● **SUPPLIED INFORMATION**
- - - - -

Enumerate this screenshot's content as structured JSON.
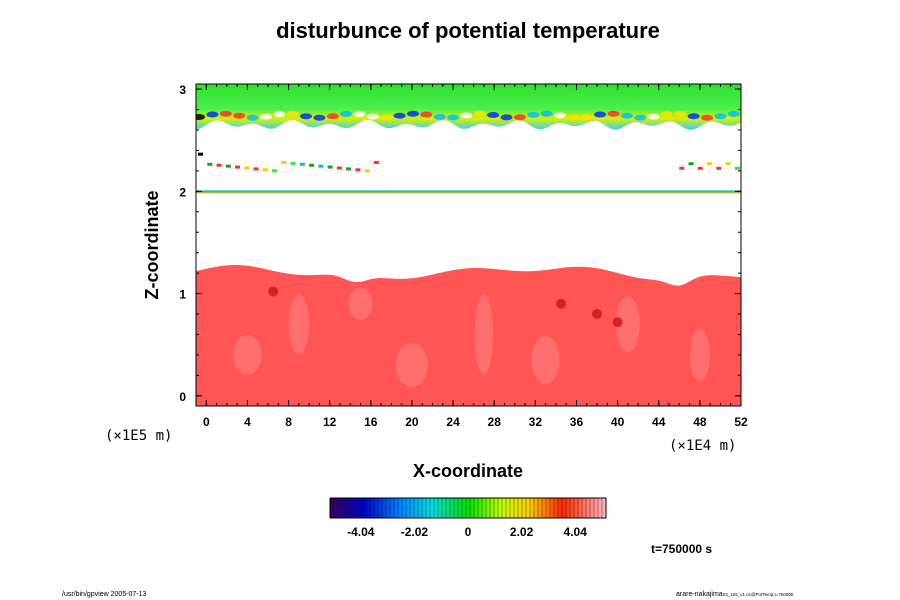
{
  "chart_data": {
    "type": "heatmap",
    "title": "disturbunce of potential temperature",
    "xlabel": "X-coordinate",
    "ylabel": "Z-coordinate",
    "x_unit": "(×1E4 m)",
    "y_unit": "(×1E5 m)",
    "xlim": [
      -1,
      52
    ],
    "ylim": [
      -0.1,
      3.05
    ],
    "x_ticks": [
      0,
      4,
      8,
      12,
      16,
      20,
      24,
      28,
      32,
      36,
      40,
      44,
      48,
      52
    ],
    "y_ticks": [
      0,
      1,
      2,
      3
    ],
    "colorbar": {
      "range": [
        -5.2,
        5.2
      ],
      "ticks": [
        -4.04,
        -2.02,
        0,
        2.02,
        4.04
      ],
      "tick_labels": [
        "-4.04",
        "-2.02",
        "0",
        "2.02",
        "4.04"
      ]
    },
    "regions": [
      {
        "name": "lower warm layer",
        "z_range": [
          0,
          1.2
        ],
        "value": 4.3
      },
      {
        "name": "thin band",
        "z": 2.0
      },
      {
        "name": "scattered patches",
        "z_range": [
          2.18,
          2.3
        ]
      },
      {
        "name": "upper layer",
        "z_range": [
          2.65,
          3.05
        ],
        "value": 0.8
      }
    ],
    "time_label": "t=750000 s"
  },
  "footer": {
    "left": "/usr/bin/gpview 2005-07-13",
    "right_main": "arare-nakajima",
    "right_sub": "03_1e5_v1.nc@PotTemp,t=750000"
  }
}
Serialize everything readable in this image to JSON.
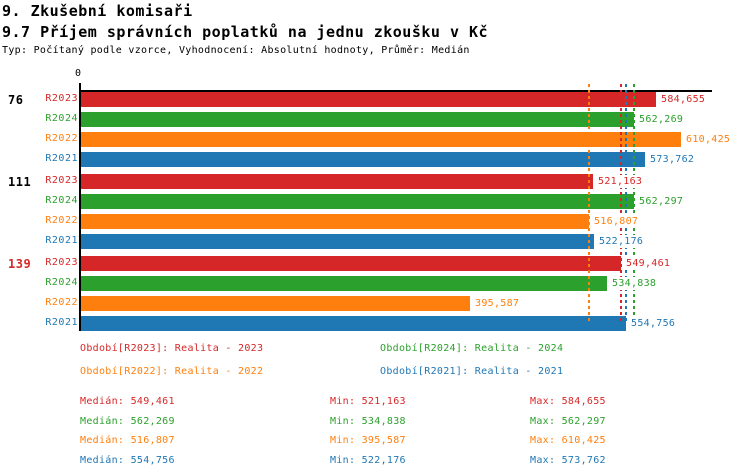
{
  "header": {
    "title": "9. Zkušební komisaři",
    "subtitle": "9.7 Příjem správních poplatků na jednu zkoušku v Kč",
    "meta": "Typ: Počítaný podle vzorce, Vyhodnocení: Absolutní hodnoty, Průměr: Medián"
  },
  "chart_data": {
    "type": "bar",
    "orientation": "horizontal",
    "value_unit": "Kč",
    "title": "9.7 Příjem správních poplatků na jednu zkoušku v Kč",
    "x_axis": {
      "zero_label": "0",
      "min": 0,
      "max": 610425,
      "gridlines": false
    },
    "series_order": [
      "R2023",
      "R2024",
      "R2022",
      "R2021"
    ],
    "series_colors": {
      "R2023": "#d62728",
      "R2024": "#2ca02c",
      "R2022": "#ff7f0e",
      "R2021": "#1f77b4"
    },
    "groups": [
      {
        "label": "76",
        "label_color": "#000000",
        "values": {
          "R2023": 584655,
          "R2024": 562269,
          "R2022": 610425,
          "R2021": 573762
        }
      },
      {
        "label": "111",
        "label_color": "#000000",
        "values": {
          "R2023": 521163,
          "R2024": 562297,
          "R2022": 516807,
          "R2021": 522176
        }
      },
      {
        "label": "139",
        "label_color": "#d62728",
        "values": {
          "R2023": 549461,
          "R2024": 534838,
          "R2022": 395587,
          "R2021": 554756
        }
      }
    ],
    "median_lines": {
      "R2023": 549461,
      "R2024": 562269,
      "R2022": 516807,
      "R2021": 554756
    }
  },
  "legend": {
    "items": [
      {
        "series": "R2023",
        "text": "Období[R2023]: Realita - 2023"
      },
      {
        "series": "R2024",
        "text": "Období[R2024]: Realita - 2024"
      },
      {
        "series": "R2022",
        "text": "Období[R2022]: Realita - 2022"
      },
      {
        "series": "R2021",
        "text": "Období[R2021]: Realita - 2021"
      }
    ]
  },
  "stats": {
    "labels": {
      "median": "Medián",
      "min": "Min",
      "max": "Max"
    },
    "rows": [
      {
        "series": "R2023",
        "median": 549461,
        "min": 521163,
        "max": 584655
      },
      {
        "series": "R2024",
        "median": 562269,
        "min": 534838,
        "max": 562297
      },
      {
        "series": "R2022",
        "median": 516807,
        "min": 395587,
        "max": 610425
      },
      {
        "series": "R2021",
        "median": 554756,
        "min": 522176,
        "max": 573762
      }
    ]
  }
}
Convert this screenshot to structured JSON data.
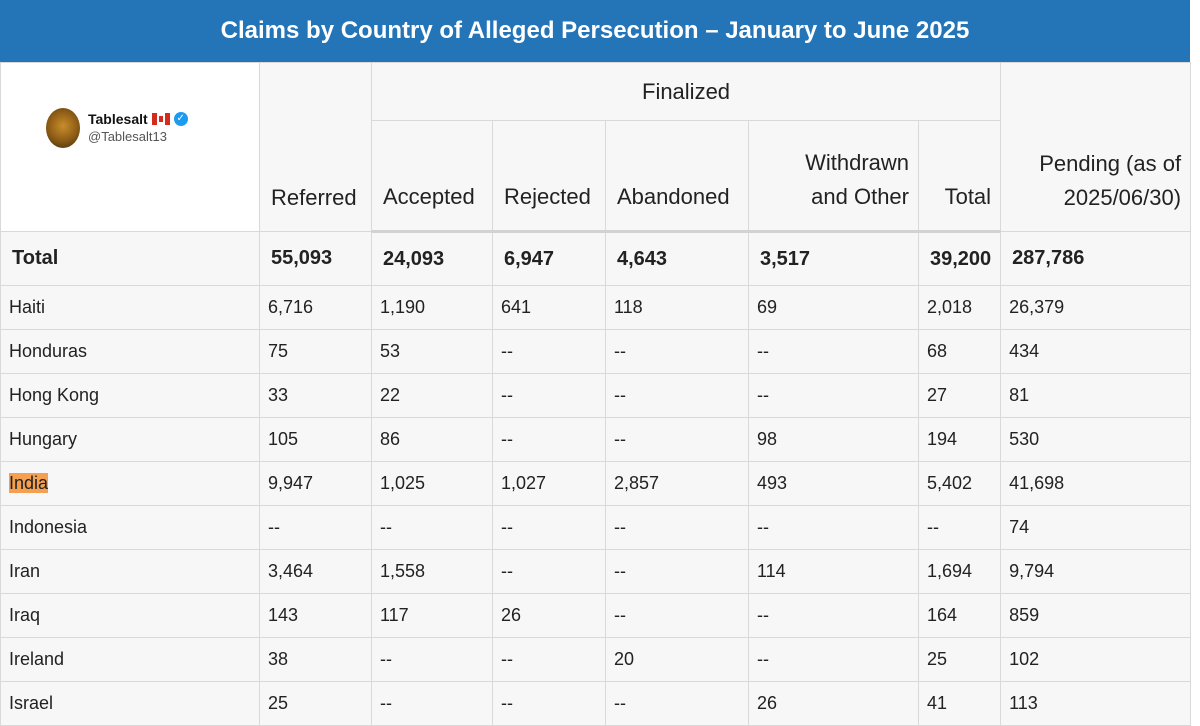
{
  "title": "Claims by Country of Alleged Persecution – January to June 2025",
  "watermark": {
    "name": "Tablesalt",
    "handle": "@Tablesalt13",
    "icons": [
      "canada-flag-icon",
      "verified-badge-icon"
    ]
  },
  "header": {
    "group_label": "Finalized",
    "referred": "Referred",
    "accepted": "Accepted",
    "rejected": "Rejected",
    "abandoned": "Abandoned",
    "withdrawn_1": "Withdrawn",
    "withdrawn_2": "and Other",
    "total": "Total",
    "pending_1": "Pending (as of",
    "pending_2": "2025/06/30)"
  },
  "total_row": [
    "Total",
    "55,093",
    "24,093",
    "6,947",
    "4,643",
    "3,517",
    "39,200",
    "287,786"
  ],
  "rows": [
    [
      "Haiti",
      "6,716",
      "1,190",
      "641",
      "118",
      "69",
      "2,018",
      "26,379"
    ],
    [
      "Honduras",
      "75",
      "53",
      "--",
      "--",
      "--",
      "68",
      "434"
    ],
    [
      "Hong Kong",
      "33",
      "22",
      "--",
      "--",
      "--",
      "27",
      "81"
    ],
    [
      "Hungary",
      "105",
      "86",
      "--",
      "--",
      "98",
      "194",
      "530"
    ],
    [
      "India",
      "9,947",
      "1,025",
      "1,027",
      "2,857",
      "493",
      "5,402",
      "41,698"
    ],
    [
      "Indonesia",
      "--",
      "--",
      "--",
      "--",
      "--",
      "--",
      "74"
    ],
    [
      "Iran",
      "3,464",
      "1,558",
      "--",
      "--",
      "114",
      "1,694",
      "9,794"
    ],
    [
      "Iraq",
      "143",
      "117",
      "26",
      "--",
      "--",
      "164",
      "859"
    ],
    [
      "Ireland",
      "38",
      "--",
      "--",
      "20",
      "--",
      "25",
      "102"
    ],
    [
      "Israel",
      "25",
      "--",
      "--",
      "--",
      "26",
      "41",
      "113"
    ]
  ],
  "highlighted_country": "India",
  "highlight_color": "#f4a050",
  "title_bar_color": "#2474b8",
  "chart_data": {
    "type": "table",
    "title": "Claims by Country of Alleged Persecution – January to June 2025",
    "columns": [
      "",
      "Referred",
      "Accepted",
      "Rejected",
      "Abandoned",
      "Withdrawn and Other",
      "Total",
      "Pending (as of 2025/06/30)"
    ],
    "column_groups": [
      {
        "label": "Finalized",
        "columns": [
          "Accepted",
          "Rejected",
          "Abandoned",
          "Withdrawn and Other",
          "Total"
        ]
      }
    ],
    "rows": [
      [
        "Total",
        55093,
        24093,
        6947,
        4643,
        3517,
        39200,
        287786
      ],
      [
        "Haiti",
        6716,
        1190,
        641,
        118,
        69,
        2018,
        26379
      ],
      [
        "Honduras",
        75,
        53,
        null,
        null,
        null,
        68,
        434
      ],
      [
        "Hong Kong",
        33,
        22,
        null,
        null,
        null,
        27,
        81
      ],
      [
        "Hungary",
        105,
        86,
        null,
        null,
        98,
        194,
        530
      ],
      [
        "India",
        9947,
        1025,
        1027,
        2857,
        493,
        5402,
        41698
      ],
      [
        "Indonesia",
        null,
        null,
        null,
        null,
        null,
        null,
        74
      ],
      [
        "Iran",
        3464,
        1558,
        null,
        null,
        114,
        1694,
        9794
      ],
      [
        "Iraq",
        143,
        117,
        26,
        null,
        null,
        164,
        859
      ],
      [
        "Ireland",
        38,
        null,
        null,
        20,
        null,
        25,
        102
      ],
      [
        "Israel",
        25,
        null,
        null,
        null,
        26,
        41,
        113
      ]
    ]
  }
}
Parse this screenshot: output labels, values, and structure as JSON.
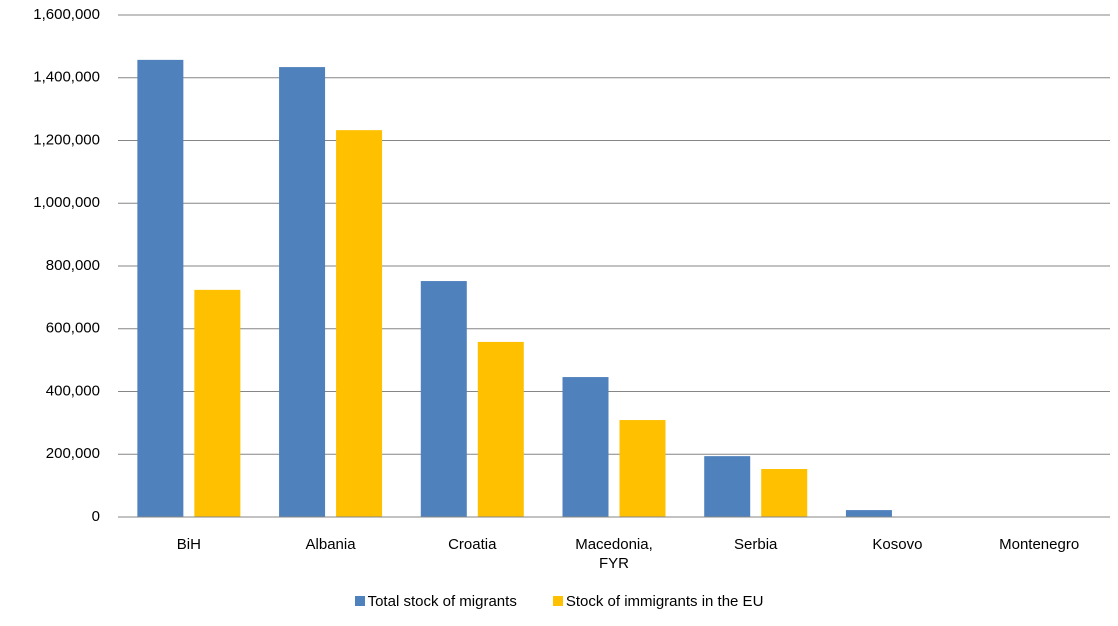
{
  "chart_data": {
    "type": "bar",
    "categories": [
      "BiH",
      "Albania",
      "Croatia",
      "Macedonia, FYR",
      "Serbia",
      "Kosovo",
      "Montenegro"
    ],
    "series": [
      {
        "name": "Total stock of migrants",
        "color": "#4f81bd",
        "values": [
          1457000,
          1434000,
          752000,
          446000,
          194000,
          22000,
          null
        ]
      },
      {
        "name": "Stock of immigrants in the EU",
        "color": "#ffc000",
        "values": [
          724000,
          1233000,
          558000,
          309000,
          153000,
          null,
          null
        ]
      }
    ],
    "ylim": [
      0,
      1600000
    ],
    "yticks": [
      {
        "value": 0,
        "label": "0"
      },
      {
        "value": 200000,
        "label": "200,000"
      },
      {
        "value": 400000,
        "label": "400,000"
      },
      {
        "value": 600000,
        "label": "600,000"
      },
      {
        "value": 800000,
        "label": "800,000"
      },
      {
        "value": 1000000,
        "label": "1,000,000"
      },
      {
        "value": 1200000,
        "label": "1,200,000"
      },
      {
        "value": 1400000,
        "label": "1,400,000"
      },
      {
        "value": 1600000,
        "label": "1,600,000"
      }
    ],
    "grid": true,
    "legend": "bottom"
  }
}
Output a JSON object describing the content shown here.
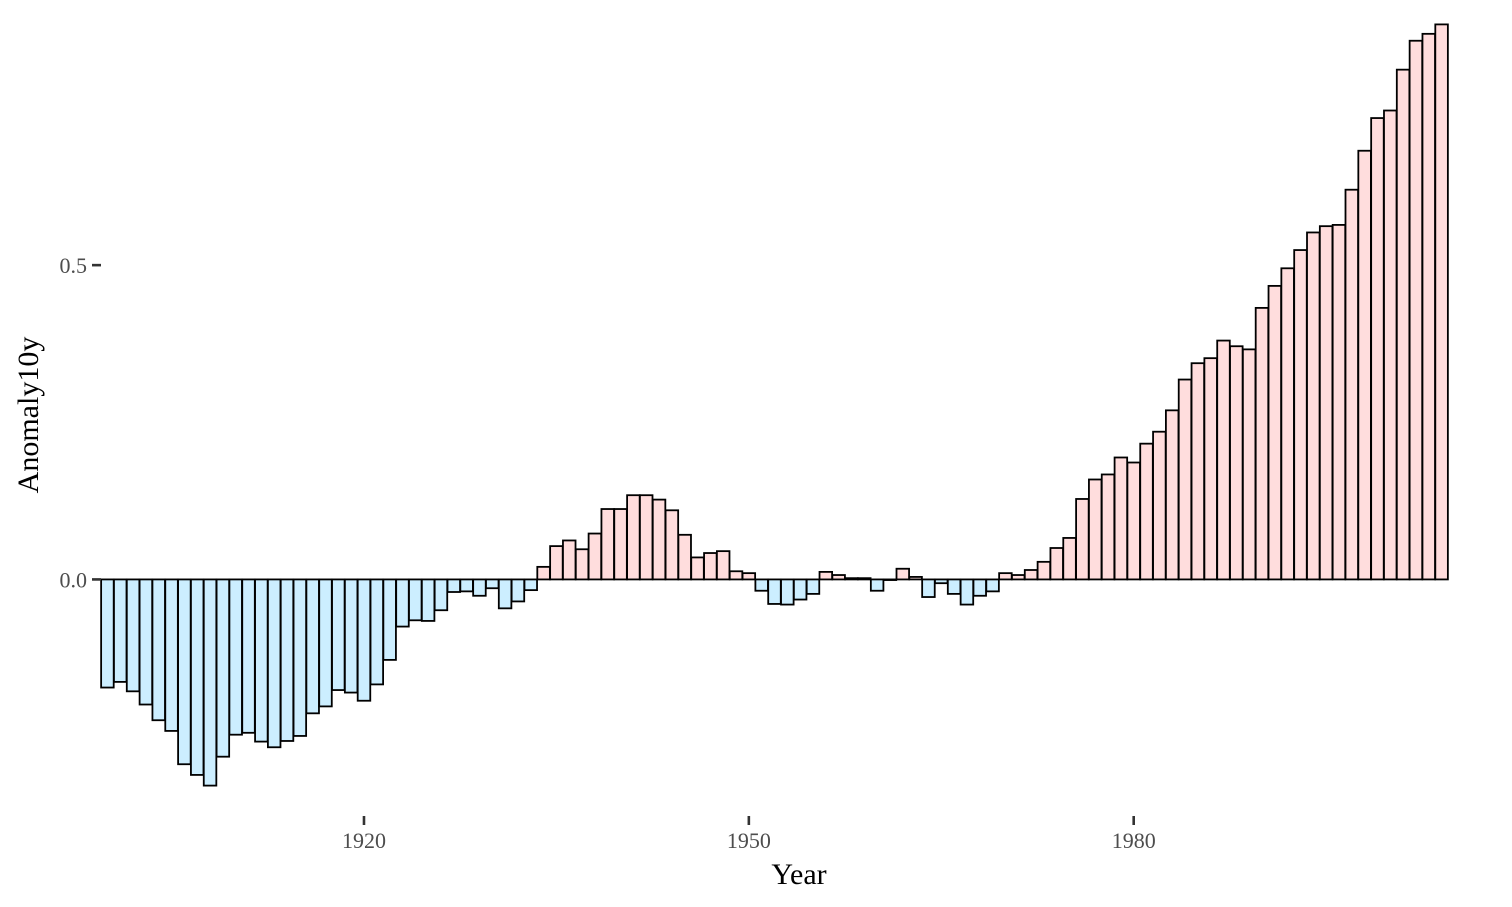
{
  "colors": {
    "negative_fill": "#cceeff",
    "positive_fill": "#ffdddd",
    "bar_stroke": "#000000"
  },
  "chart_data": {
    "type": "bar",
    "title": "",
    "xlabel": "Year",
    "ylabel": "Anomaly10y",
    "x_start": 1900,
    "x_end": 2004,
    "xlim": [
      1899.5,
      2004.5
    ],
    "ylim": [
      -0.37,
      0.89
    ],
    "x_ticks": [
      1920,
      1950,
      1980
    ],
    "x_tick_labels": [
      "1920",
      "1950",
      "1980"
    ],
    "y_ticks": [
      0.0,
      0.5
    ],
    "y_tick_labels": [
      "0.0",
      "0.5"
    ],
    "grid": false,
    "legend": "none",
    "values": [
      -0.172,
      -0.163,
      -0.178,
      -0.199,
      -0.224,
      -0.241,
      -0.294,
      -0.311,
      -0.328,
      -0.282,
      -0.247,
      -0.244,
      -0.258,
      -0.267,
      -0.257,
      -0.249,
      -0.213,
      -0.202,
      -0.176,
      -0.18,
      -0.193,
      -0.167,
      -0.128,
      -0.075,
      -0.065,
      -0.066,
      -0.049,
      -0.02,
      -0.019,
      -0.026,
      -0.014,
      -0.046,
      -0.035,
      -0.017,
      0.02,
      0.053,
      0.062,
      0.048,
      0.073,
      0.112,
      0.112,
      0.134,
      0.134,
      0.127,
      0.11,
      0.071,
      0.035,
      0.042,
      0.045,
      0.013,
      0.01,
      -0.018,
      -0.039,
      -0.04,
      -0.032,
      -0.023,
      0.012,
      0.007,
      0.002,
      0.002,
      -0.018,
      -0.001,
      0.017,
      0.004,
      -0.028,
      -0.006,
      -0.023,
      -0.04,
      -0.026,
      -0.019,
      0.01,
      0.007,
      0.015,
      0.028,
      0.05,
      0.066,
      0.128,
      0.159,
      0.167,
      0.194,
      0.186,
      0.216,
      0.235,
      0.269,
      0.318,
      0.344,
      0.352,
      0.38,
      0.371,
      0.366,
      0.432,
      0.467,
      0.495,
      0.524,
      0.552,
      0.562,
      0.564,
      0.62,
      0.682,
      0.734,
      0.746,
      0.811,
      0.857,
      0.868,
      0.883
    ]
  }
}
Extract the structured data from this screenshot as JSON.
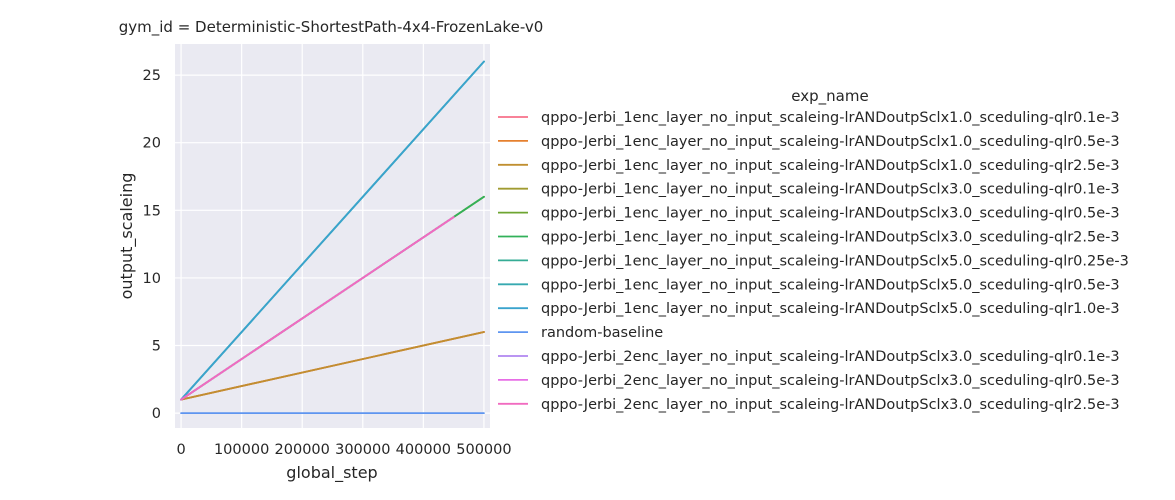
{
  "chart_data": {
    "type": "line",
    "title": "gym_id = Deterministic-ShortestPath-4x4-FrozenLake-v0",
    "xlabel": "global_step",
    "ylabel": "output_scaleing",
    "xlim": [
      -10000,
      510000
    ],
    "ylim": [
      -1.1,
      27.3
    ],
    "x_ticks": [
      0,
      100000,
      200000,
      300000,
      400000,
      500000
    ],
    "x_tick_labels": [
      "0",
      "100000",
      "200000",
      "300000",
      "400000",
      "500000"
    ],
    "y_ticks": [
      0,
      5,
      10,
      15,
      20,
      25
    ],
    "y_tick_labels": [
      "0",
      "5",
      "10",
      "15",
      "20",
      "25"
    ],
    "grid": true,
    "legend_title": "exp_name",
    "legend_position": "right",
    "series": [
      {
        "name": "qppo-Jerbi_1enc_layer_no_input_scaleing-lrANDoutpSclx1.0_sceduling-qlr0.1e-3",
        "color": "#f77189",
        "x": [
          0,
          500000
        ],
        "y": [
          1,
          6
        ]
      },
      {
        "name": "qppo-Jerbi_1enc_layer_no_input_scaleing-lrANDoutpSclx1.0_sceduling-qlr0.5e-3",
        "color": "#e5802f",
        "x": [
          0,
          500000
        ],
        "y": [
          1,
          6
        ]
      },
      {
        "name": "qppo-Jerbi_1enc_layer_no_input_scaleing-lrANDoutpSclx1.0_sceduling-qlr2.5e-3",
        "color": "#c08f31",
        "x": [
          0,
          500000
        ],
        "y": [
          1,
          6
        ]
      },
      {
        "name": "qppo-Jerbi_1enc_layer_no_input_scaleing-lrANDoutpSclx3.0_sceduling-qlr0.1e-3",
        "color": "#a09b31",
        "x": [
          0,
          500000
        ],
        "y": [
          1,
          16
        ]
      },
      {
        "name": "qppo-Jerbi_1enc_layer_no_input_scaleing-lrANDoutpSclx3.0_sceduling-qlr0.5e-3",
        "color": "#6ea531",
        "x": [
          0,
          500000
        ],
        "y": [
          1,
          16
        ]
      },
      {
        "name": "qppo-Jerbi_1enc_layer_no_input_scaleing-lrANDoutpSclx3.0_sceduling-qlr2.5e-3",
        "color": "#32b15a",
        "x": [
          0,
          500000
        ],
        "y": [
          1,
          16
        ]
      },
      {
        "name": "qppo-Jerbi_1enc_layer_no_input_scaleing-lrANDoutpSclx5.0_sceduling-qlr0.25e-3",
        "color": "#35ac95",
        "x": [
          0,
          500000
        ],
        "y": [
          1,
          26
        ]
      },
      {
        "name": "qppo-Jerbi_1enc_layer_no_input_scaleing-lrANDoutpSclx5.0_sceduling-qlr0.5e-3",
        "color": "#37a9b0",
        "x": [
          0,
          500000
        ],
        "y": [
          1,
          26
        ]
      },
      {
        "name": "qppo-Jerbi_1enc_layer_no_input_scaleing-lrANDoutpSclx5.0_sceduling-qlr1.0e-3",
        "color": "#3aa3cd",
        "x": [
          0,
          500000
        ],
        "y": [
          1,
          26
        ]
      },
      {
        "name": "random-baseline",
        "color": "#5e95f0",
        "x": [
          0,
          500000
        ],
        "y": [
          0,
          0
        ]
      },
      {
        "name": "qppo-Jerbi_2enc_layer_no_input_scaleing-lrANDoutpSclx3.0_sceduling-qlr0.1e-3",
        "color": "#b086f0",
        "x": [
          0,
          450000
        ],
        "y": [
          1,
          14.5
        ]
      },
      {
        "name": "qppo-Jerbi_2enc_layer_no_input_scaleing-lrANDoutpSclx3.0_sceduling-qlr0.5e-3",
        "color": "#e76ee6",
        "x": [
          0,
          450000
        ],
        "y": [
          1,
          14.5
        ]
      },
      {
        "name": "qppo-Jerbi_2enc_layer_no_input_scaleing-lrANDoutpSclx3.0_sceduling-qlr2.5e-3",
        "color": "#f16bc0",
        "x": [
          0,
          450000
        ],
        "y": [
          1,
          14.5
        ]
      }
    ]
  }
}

- - - - -

● **EXERCISE AIM**
Go through the records and gather the lines that hold "JSON".

● **COMPLETE OUTPUT**
Enumerate this screenshot's content as structured JSON.
Serialize everything readable in this image to JSON.
Convert this screenshot to structured JSON data.
Parse this screenshot: output labels, values, and structure as JSON.
Output a JSON object describing the content shown here.
Extract the structured data from this screenshot as JSON.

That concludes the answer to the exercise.